§ Listing:
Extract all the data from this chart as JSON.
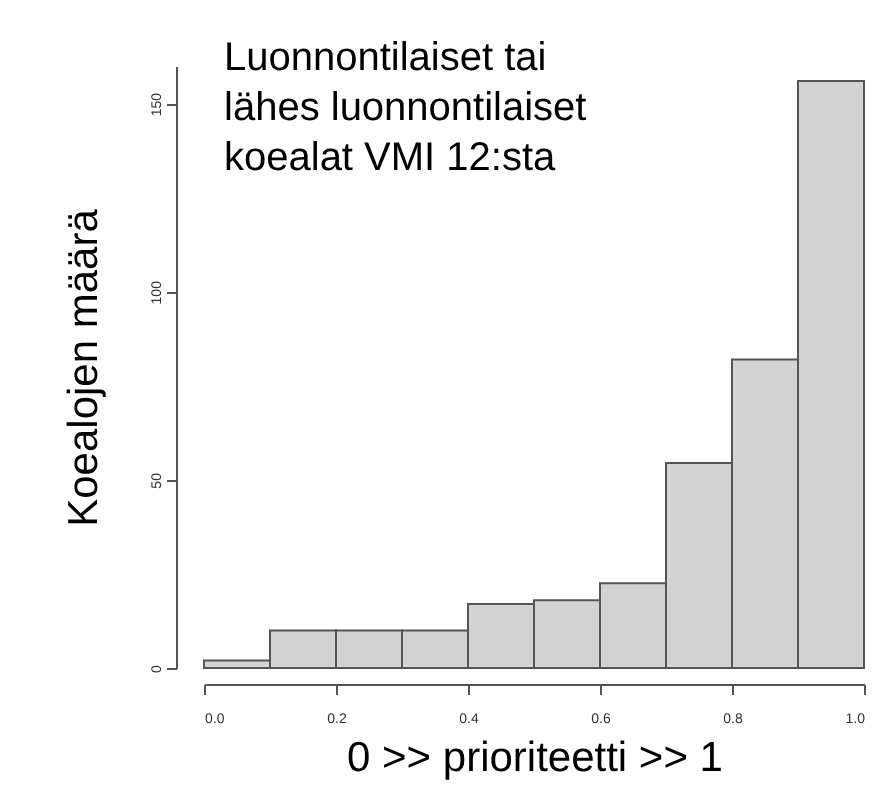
{
  "chart_data": {
    "type": "histogram",
    "title": "Luonnontilaiset tai lähes luonnontilaiset koealat VMI 12:sta",
    "xlabel": "0 >>      prioriteetti      >> 1",
    "ylabel": "Koealojen määrä",
    "bins": [
      0,
      0.1,
      0.2,
      0.3,
      0.4,
      0.5,
      0.6,
      0.7,
      0.8,
      0.9,
      1.0
    ],
    "values": [
      2,
      10,
      10,
      10,
      17,
      18,
      22.5,
      54.5,
      82,
      156
    ],
    "color": "#d3d3d3",
    "xlim": [
      0,
      1
    ],
    "xticks": [
      {
        "value": 0,
        "label": "0.0"
      },
      0.2,
      0.4,
      0.6,
      0.8,
      {
        "value": 1,
        "label": "1.0"
      }
    ],
    "ylim": [
      0,
      160
    ],
    "yticks": [
      0,
      50,
      100,
      150
    ],
    "grid": false
  }
}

§ What is asked: All of the data above should be quoted exactly, except for the pictures.

§ Solution to the exercise:
Extract all the data from this chart as JSON.
{
  "chart_data": {
    "type": "histogram",
    "title": "Luonnontilaiset tai lähes luonnontilaiset koealat VMI 12:sta",
    "xlabel": "0 >>      prioriteetti      >> 1",
    "ylabel": "Koealojen määrä",
    "bins": [
      0,
      0.1,
      0.2,
      0.3,
      0.4,
      0.5,
      0.6,
      0.7,
      0.8,
      0.9,
      1.0
    ],
    "values": [
      2,
      10,
      10,
      10,
      17,
      18,
      22.5,
      54.5,
      82,
      156
    ],
    "color": "#d3d3d3",
    "xlim": [
      0,
      1
    ],
    "xticks": [
      {
        "value": 0,
        "label": "0.0"
      },
      0.2,
      0.4,
      0.6,
      0.8,
      {
        "value": 1,
        "label": "1.0"
      }
    ],
    "ylim": [
      0,
      160
    ],
    "yticks": [
      0,
      50,
      100,
      150
    ],
    "grid": false
  }
}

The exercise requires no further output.